## Begin MATERIAL

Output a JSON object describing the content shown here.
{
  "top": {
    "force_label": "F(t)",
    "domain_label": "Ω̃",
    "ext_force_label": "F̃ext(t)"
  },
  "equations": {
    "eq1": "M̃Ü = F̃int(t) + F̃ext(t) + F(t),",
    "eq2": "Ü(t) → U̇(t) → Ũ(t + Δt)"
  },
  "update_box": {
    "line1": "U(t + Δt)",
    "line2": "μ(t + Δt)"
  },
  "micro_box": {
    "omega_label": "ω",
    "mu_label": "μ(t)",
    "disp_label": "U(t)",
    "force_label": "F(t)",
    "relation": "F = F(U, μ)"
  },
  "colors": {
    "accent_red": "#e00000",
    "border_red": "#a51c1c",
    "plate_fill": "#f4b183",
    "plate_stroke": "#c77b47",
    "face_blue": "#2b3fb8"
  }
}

## End MATERIAL

## THE PROBLEM
Print every record exactly as it was given.

## FINISHED EXERCISE
Output a JSON object describing the content shown here.
{
  "top": {
    "force_label": "F(t)",
    "domain_label": "Ω̃",
    "ext_force_label": "F̃ext(t)"
  },
  "equations": {
    "eq1": "M̃Ü = F̃int(t) + F̃ext(t) + F(t),",
    "eq2": "Ü(t) → U̇(t) → Ũ(t + Δt)"
  },
  "update_box": {
    "line1": "U(t + Δt)",
    "line2": "μ(t + Δt)"
  },
  "micro_box": {
    "omega_label": "ω",
    "mu_label": "μ(t)",
    "disp_label": "U(t)",
    "force_label": "F(t)",
    "relation": "F = F(U, μ)"
  },
  "colors": {
    "accent_red": "#e00000",
    "border_red": "#a51c1c",
    "plate_fill": "#f4b183",
    "plate_stroke": "#c77b47",
    "face_blue": "#2b3fb8"
  }
}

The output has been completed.